Vorliegender Text —
****
Wenn iDEAL auf die EPI-Plattform migriert wird, sollten die niederländischen Banken die Ersten sein, die ihren Kunden ein EPI-Wallet als alternative Payment-Methode anbieten. Da die meisten Online-Shops, die auch im niederländischen Markt verkaufen, iDEAL als Zahlungsmethode anbieten, müssten auch alle Zahlungsdienstleister (Payment-Service-Provider, PSP) künftig die EPI in ihre Plattformen integrieren. Damit könnte sich die EPI mit einem Schlag einen signifikanten Marktanteil auf der Händlerseite erschließen. Zudem hat sich die EPI mit den beiden Übernahmen als Konsolidierungsplattform für die fragmentierten nationalen Payment-Strukturen in anderen europäischen Ländern positioniert.

Für den deutschen Markt könnte das bedeuten, dass mittelfristig die Girocard (mit mehr als 100 Millionen Karten) und Giropay in die EPI eingehen. Die französischen Banken müssten ihre Carte Bancaire (mehr als 70 Millionen Karten), die zumeist mit einem Co-Badging mit Visa oder Mastercard herausgegeben wird, einbringen. Das Markt- und Kundenpotenzial ist gewaltig. Ob die jeweils dahinterstehenden traditionellen Banken bereit sind, Macht und Kontrollfunktionen aufzugeben, darf bezweifelt werden. Stattdessen werden in den Entscheidungsgremien eher Kompromisse in Form von Kooperation oder Koexistenz verfolgt werden. Ob dies jedoch zu einer verständlicheren Marktkommunikation und Marktakzeptanz führen wird, ist fraglich.
****
Stimmen diese Aussagen mit dem Text über die EPI überein? (a) Die niederländischen Banken sollten als Erste ihren Kunden ein EPI-Wallet anbieten. (b) Von der Carte Bancaire gibt es mehr als 100 Millionen Karten. (c) Der Text hält es für sicher, dass die traditionellen Banken Macht und Kontrollfunktionen abgeben. Antworte jeweils mit Ja oder Nein und zitiere die entscheidenden Wörter des Textes wörtlich.

Gegebene Angaben —
****
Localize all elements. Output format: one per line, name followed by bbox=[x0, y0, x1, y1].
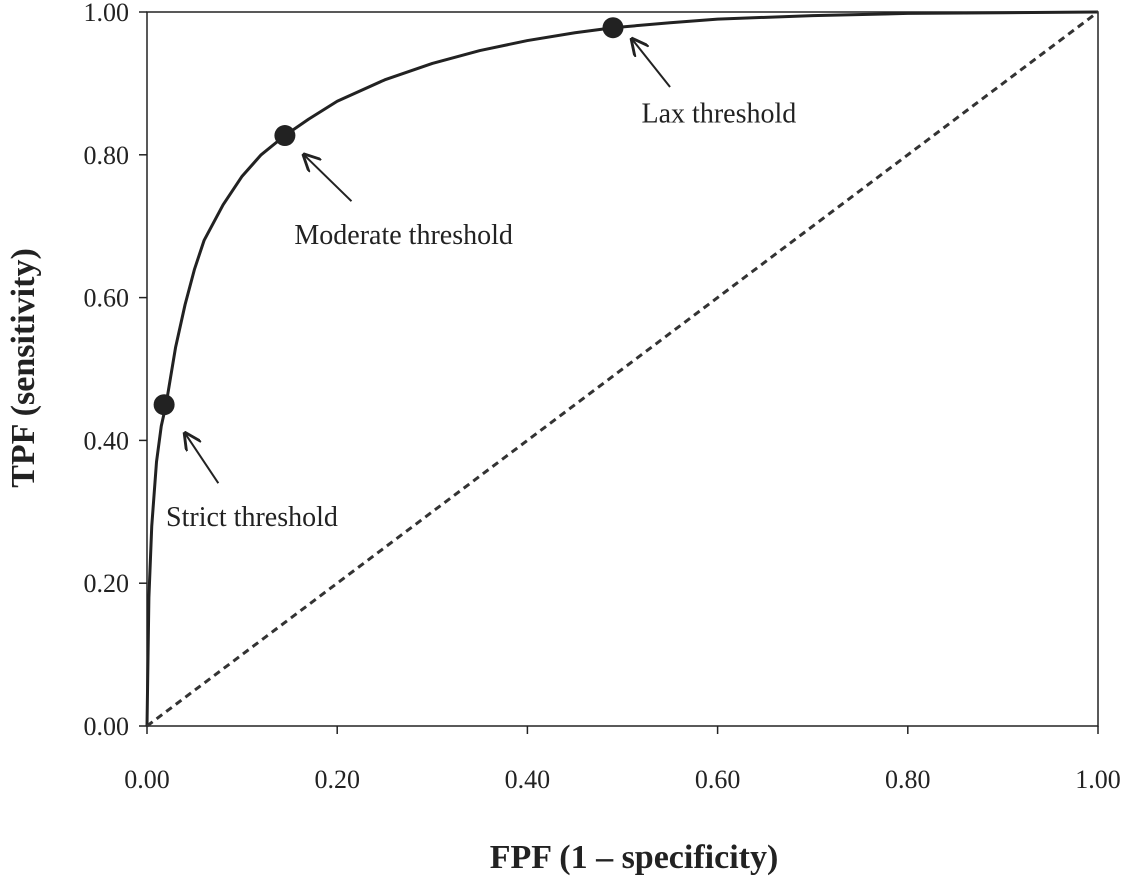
****
Gelöste Aufgabe —
(a) Ja: „sollten die niederländischen Banken die Ersten sein, die ihren Kunden ein EPI-Wallet als alternative Payment-Methode anbieten“
(b) Nein: „Carte Bancaire (mehr als 70 Millionen Karten)“
(c) Nein: „Ob die jeweils dahinterstehenden traditionellen Banken bereit sind, Macht und Kontrollfunktionen aufzugeben, darf bezweifelt werden.“